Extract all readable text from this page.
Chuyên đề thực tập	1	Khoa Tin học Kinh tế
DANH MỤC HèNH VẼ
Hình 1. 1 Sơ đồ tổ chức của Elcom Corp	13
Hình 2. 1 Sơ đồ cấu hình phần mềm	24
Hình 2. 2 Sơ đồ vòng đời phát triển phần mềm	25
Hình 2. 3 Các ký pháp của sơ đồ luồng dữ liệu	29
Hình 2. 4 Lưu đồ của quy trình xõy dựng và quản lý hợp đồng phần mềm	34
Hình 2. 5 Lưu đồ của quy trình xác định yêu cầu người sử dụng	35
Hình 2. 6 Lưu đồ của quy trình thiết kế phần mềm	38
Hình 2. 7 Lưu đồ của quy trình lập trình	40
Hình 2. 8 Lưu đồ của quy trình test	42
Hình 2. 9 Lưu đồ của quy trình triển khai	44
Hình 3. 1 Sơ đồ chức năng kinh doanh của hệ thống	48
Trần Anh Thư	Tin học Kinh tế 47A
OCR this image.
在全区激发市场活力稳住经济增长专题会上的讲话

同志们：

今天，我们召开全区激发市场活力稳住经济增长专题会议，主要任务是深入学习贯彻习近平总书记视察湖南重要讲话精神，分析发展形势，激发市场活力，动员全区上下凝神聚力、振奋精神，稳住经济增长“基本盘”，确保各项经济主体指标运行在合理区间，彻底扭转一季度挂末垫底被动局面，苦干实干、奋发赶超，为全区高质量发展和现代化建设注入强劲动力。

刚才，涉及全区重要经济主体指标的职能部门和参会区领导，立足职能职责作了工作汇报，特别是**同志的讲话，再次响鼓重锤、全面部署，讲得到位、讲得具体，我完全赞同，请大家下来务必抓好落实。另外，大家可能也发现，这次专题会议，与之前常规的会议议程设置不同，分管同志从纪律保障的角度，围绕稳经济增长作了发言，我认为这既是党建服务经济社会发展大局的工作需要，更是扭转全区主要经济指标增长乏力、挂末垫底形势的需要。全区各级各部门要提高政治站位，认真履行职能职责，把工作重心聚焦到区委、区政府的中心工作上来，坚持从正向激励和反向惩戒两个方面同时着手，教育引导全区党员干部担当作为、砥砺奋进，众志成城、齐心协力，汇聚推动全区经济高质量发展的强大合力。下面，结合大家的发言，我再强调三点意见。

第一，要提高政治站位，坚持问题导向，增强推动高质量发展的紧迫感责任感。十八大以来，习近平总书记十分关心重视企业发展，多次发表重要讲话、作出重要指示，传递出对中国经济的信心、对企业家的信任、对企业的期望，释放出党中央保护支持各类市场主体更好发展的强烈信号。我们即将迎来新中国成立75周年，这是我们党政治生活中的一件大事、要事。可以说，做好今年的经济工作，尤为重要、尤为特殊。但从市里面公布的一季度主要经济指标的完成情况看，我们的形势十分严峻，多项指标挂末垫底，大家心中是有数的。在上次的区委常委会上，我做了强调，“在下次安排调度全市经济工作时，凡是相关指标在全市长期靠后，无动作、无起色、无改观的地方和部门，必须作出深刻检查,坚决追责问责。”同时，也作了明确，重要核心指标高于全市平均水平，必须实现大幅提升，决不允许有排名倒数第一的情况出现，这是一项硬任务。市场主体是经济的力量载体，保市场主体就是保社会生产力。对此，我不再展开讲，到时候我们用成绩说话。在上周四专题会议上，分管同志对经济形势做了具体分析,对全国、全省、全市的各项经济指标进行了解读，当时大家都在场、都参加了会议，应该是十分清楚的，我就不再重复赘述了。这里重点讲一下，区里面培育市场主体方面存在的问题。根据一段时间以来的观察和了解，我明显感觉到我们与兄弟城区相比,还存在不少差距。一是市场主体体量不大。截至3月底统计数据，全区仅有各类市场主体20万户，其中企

What needs to be done: Copy every line verbatim.

Final answer:
Extract all readable text from this page.
Chuyên đề thực tập	1	Khoa Tin học Kinh tế
DANH MỤC HèNH VẼ
Hình 1. 1 Sơ đồ tổ chức của Elcom Corp	13
Hình 2. 1 Sơ đồ cấu hình phần mềm	24
Hình 2. 2 Sơ đồ vòng đời phát triển phần mềm	25
Hình 2. 3 Các ký pháp của sơ đồ luồng dữ liệu	29
Hình 2. 4 Lưu đồ của quy trình xõy dựng và quản lý hợp đồng phần mềm	34
Hình 2. 5 Lưu đồ của quy trình xác định yêu cầu người sử dụng	35
Hình 2. 6 Lưu đồ của quy trình thiết kế phần mềm	38
Hình 2. 7 Lưu đồ của quy trình lập trình	40
Hình 2. 8 Lưu đồ của quy trình test	42
Hình 2. 9 Lưu đồ của quy trình triển khai	44
Hình 3. 1 Sơ đồ chức năng kinh doanh của hệ thống	48
Trần Anh Thư	Tin học Kinh tế 47A
OCR this image.
在全区激发市场活力稳住经济增长专题会上的讲话

同志们：

今天，我们召开全区激发市场活力稳住经济增长专题会议，主要任务是深入学习贯彻习近平总书记视察湖南重要讲话精神，分析发展形势，激发市场活力，动员全区上下凝神聚力、振奋精神，稳住经济增长“基本盘”，确保各项经济主体指标运行在合理区间，彻底扭转一季度挂末垫底被动局面，苦干实干、奋发赶超，为全区高质量发展和现代化建设注入强劲动力。

刚才，涉及全区重要经济主体指标的职能部门和参会区领导，立足职能职责作了工作汇报，特别是**同志的讲话，再次响鼓重锤、全面部署，讲得到位、讲得具体，我完全赞同，请大家下来务必抓好落实。另外，大家可能也发现，这次专题会议，与之前常规的会议议程设置不同，分管同志从纪律保障的角度，围绕稳经济增长作了发言，我认为这既是党建服务经济社会发展大局的工作需要，更是扭转全区主要经济指标增长乏力、挂末垫底形势的需要。全区各级各部门要提高政治站位，认真履行职能职责，把工作重心聚焦到区委、区政府的中心工作上来，坚持从正向激励和反向惩戒两个方面同时着手，教育引导全区党员干部担当作为、砥砺奋进，众志成城、齐心协力，汇聚推动全区经济高质量发展的强大合力。下面，结合大家的发言，我再强调三点意见。

第一，要提高政治站位，坚持问题导向，增强推动高质量发展的紧迫感责任感。十八大以来，习近平总书记十分关心重视企业发展，多次发表重要讲话、作出重要指示，传递出对中国经济的信心、对企业家的信任、对企业的期望，释放出党中央保护支持各类市场主体更好发展的强烈信号。我们即将迎来新中国成立75周年，这是我们党政治生活中的一件大事、要事。可以说，做好今年的经济工作，尤为重要、尤为特殊。但从市里面公布的一季度主要经济指标的完成情况看，我们的形势十分严峻，多项指标挂末垫底，大家心中是有数的。在上次的区委常委会上，我做了强调，“在下次安排调度全市经济工作时，凡是相关指标在全市长期靠后，无动作、无起色、无改观的地方和部门，必须作出深刻检查,坚决追责问责。”同时，也作了明确，重要核心指标高于全市平均水平，必须实现大幅提升，决不允许有排名倒数第一的情况出现，这是一项硬任务。市场主体是经济的力量载体，保市场主体就是保社会生产力。对此，我不再展开讲，到时候我们用成绩说话。在上周四专题会议上，分管同志对经济形势做了具体分析,对全国、全省、全市的各项经济指标进行了解读，当时大家都在场、都参加了会议，应该是十分清楚的，我就不再重复赘述了。这里重点讲一下，区里面培育市场主体方面存在的问题。根据一段时间以来的观察和了解，我明显感觉到我们与兄弟城区相比,还存在不少差距。一是市场主体体量不大。截至3月底统计数据，全区仅有各类市场主体20万户，其中企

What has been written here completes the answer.